Data entries

======

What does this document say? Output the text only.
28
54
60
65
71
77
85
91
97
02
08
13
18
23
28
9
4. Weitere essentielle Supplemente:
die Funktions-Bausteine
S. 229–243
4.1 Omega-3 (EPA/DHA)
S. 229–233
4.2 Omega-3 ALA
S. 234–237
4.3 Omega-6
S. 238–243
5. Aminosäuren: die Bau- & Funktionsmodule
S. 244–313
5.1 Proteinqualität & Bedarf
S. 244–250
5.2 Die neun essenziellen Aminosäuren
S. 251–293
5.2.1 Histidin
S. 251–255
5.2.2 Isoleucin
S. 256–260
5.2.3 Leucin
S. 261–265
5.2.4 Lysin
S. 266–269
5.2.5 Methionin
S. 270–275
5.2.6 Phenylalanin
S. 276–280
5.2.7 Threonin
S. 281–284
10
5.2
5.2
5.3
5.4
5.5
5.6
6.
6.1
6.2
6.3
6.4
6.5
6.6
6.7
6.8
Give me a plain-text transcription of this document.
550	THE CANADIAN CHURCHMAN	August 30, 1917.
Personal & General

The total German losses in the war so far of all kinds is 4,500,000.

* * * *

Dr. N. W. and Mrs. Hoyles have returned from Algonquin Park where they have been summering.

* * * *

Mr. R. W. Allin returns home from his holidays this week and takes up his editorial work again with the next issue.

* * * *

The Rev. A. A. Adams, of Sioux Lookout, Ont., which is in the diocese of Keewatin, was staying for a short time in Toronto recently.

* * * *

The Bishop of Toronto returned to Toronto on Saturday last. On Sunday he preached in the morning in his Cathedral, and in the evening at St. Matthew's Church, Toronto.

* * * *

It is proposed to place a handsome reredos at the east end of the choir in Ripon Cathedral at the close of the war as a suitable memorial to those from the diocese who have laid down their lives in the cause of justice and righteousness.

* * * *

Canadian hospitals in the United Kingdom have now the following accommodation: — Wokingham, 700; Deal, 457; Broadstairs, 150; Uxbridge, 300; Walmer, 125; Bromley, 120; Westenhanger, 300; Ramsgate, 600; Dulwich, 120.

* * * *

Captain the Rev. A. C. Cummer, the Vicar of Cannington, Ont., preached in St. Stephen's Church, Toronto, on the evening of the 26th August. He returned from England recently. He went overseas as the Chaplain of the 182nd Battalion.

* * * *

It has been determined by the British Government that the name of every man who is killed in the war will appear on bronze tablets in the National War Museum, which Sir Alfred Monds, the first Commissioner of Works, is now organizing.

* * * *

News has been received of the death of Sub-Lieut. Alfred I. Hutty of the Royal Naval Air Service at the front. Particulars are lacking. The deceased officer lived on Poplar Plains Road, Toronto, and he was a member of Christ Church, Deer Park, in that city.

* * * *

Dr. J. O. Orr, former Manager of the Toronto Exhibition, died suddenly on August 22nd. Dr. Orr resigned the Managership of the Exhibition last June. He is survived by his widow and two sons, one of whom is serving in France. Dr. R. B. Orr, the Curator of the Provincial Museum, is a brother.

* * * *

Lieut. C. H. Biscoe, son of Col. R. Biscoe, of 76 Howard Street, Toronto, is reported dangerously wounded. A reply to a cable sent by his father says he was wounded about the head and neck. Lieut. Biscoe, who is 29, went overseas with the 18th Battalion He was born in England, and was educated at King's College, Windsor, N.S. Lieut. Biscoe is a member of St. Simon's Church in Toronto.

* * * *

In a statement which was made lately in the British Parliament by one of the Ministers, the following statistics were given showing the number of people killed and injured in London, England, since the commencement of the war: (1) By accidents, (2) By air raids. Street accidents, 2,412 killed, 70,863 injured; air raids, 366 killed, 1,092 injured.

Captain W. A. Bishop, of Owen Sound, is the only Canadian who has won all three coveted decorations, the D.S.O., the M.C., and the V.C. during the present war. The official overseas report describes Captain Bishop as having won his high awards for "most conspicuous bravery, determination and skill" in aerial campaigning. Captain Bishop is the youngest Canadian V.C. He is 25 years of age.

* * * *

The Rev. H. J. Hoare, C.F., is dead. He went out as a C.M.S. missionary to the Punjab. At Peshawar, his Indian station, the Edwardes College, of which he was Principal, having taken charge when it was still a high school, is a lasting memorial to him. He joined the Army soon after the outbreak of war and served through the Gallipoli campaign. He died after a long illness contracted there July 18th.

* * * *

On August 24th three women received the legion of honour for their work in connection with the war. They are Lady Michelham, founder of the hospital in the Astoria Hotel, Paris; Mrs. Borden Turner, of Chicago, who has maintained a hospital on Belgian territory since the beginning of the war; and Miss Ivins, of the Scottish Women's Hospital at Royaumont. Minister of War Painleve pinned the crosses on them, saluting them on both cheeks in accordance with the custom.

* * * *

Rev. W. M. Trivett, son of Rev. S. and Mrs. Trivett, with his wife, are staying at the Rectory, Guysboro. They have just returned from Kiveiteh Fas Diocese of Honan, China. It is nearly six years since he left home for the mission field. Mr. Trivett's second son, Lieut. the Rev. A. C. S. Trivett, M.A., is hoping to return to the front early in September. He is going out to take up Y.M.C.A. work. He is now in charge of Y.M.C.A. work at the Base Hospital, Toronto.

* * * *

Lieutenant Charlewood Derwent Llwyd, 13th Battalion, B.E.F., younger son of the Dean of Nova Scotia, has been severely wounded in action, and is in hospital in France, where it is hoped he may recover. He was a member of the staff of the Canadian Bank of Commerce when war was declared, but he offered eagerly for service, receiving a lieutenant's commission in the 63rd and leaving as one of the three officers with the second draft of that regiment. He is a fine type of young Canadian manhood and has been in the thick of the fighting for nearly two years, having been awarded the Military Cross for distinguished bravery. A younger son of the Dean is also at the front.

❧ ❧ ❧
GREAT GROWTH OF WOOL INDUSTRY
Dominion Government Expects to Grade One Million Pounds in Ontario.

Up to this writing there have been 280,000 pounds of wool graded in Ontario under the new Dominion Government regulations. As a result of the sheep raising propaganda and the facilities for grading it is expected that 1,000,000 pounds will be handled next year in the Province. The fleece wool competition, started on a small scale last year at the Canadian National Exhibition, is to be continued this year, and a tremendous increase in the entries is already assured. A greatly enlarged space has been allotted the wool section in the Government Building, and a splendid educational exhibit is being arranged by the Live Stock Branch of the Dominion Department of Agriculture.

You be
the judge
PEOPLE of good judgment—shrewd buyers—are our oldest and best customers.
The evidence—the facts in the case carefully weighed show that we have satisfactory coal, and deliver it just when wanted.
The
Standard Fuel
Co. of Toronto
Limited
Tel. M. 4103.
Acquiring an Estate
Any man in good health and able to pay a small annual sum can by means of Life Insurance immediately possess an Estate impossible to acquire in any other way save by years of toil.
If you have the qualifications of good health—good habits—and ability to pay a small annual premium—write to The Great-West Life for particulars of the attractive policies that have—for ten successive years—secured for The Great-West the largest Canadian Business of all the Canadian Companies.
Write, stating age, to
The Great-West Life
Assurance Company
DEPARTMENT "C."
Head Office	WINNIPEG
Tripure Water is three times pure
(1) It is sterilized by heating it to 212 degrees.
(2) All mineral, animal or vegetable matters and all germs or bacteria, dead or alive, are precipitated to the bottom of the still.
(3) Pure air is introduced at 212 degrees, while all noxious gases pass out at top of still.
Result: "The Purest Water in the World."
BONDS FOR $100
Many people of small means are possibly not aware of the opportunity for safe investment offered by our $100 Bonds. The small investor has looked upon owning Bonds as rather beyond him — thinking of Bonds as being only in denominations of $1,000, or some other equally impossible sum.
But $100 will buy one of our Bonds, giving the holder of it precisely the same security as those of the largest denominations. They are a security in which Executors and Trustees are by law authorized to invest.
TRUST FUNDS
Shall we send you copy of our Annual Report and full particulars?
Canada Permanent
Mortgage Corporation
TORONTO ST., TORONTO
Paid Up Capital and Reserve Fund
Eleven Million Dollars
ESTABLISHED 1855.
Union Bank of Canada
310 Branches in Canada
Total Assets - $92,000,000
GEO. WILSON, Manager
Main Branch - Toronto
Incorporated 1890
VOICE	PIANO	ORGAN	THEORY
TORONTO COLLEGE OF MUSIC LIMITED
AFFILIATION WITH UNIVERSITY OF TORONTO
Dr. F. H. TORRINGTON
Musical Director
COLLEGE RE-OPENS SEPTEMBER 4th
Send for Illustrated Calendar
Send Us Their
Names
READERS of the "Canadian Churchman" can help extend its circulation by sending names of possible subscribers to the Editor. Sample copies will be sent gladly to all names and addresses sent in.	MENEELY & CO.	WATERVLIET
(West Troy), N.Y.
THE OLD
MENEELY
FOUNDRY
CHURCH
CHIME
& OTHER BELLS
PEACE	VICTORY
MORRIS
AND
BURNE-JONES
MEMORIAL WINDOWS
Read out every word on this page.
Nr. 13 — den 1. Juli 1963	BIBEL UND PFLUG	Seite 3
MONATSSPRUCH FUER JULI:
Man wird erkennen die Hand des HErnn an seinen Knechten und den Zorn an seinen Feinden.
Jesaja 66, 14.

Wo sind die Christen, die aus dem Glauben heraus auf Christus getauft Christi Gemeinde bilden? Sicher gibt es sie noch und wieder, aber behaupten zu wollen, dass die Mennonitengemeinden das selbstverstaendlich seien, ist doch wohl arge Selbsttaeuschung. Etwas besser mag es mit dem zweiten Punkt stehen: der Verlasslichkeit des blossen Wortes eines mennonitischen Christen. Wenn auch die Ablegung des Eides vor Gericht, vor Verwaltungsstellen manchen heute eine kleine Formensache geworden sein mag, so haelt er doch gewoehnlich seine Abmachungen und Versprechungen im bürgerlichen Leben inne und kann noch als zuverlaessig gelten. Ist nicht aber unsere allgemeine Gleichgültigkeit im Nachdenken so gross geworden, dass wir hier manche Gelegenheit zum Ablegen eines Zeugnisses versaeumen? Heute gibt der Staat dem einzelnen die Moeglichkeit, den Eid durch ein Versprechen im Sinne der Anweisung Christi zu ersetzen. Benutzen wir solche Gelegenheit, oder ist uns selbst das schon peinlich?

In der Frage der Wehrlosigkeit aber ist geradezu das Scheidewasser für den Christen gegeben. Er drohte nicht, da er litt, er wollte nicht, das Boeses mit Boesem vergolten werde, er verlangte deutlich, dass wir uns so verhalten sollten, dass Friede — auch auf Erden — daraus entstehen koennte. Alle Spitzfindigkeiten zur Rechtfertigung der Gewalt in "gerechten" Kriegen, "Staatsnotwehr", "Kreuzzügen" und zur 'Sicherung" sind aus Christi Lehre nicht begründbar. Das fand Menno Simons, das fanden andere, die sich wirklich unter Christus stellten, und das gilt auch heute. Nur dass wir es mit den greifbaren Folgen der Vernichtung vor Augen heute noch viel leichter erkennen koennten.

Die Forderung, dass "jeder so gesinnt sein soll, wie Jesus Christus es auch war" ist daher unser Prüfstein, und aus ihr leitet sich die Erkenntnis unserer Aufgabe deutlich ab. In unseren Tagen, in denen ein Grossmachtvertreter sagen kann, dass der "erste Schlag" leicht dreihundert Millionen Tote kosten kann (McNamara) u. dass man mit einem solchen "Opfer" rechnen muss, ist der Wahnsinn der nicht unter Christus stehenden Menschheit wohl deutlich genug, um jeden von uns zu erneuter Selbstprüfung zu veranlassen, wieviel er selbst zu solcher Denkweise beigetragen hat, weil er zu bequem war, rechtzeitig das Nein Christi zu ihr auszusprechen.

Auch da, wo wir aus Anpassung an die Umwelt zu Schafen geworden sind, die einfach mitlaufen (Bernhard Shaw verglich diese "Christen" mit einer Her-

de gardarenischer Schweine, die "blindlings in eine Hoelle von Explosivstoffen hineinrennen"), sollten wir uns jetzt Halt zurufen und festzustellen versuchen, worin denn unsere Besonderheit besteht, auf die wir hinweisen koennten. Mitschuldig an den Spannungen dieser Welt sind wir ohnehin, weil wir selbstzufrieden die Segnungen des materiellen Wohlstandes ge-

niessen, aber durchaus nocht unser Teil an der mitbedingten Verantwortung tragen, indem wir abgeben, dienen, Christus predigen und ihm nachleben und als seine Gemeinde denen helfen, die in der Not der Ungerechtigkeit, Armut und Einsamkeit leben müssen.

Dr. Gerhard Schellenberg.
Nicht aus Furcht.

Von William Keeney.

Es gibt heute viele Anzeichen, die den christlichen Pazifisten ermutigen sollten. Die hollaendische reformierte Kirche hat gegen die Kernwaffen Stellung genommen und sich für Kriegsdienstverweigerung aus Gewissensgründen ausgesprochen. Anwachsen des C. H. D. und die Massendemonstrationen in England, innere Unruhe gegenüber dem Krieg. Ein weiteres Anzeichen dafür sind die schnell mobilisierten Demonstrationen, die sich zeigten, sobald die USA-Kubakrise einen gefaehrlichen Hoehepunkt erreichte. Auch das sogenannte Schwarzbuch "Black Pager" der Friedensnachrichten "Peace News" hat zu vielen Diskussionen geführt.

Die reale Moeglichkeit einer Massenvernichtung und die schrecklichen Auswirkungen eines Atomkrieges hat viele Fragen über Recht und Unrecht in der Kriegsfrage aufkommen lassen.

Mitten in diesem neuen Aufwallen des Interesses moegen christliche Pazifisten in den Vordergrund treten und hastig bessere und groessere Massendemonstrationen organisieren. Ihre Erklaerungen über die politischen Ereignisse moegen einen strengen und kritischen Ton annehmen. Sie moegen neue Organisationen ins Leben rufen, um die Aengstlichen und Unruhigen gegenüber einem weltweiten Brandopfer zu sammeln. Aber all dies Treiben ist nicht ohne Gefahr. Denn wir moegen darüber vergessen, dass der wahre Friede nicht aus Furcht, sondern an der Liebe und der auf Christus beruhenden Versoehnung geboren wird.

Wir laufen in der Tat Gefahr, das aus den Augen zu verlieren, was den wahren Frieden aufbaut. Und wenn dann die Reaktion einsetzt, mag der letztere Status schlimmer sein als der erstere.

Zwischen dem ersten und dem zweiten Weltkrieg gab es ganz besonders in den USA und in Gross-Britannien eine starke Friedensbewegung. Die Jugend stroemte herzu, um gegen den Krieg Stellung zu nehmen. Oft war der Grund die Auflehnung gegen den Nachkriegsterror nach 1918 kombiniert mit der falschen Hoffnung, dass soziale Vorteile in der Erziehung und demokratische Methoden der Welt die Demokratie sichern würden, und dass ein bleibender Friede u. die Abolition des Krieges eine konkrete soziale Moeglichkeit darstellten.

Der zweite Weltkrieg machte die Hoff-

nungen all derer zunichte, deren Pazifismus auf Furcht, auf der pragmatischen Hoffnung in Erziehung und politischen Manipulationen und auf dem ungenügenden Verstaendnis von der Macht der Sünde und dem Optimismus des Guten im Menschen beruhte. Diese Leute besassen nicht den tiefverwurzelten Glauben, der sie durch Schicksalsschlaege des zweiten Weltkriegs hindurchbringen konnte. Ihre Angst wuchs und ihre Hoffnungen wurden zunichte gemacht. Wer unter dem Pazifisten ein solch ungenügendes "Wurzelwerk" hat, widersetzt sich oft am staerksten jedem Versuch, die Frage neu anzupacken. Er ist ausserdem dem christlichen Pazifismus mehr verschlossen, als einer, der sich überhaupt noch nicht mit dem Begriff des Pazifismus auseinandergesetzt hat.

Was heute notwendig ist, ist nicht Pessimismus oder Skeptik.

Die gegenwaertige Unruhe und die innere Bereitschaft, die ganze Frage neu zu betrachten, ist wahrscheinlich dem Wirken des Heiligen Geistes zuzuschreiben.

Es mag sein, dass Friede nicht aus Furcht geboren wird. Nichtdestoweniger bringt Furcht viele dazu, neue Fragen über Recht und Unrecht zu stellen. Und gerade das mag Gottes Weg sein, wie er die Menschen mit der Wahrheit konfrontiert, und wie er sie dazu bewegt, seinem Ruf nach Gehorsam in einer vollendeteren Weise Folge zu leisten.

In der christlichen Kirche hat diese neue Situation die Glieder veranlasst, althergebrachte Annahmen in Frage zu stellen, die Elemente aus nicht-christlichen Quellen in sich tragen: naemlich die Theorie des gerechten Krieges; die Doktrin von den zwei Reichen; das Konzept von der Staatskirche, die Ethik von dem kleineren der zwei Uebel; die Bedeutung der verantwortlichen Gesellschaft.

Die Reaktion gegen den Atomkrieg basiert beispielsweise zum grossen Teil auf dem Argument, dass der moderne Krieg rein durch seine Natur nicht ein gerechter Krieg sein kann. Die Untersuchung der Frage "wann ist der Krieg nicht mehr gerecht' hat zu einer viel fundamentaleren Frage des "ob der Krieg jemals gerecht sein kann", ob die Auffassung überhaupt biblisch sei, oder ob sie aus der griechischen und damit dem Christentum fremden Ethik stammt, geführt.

======

What is needed
Could you find every line in the records above that contains the word "from" and copy it?

Your solution
Dr. N. W. and Mrs. Hoyles have returned from Algonquin Park where they have been summering.
Mr. R. W. Allin returns home from his holidays this week and takes up his editorial work again with the next issue.
It is proposed to place a handsome reredos at the east end of the choir in Ripon Cathedral at the close of the war as a suitable memorial to those from the diocese who have laid down their lives in the cause of justice and righteousness.
Captain the Rev. A. C. Cummer, the Vicar of Cannington, Ont., preached in St. Stephen's Church, Toronto, on the evening of the 26th August. He returned from England recently. He went overseas as the Chaplain of the 182nd Battalion.
Rev. W. M. Trivett, son of Rev. S. and Mrs. Trivett, with his wife, are staying at the Rectory, Guysboro. They have just returned from Kiveiteh Fas Diocese of Honan, China. It is nearly six years since he left home for the mission field. Mr. Trivett's second son, Lieut. the Rev. A. C. S. Trivett, M.A., is hoping to return to the front early in September. He is going out to take up Y.M.C.A. work. He is now in charge of Y.M.C.A. work at the Base Hospital, Toronto.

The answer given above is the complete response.